Directive:
Your task is to transcribe all of the records exactly and leave out the pictures.

Figure dataset records:
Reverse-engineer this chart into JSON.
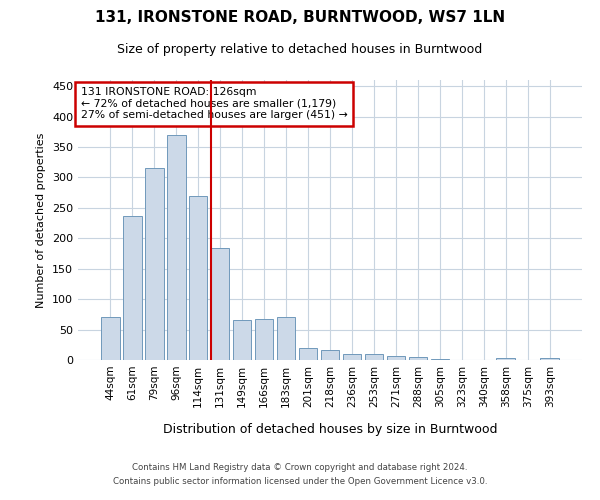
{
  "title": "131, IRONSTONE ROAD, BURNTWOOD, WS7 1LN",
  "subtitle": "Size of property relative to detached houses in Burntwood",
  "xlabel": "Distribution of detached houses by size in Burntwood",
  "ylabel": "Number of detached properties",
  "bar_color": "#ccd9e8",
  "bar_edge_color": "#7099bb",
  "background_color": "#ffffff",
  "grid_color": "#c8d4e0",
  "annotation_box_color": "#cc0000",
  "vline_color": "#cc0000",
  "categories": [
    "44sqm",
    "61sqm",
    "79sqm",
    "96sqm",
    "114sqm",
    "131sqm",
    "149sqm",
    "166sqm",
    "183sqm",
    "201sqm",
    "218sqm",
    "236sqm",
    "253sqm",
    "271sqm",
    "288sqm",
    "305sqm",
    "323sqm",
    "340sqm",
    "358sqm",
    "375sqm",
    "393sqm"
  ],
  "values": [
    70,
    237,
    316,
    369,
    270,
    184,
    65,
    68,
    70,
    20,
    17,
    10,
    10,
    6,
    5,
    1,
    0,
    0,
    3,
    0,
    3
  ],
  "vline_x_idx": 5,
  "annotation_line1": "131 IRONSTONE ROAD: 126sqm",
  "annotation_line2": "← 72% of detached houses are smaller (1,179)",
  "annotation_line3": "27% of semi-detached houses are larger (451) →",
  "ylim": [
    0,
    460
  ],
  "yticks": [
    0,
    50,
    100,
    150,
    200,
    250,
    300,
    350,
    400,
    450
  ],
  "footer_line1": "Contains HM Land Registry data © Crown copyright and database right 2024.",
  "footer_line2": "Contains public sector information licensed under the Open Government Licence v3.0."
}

Expected answer:
Reverse-engineer this chart into JSON.
{
  "title": "131, IRONSTONE ROAD, BURNTWOOD, WS7 1LN",
  "subtitle": "Size of property relative to detached houses in Burntwood",
  "xlabel": "Distribution of detached houses by size in Burntwood",
  "ylabel": "Number of detached properties",
  "bar_color": "#ccd9e8",
  "bar_edge_color": "#7099bb",
  "background_color": "#ffffff",
  "grid_color": "#c8d4e0",
  "annotation_box_color": "#cc0000",
  "vline_color": "#cc0000",
  "categories": [
    "44sqm",
    "61sqm",
    "79sqm",
    "96sqm",
    "114sqm",
    "131sqm",
    "149sqm",
    "166sqm",
    "183sqm",
    "201sqm",
    "218sqm",
    "236sqm",
    "253sqm",
    "271sqm",
    "288sqm",
    "305sqm",
    "323sqm",
    "340sqm",
    "358sqm",
    "375sqm",
    "393sqm"
  ],
  "values": [
    70,
    237,
    316,
    369,
    270,
    184,
    65,
    68,
    70,
    20,
    17,
    10,
    10,
    6,
    5,
    1,
    0,
    0,
    3,
    0,
    3
  ],
  "vline_x_idx": 5,
  "annotation_line1": "131 IRONSTONE ROAD: 126sqm",
  "annotation_line2": "← 72% of detached houses are smaller (1,179)",
  "annotation_line3": "27% of semi-detached houses are larger (451) →",
  "ylim": [
    0,
    460
  ],
  "yticks": [
    0,
    50,
    100,
    150,
    200,
    250,
    300,
    350,
    400,
    450
  ],
  "footer_line1": "Contains HM Land Registry data © Crown copyright and database right 2024.",
  "footer_line2": "Contains public sector information licensed under the Open Government Licence v3.0."
}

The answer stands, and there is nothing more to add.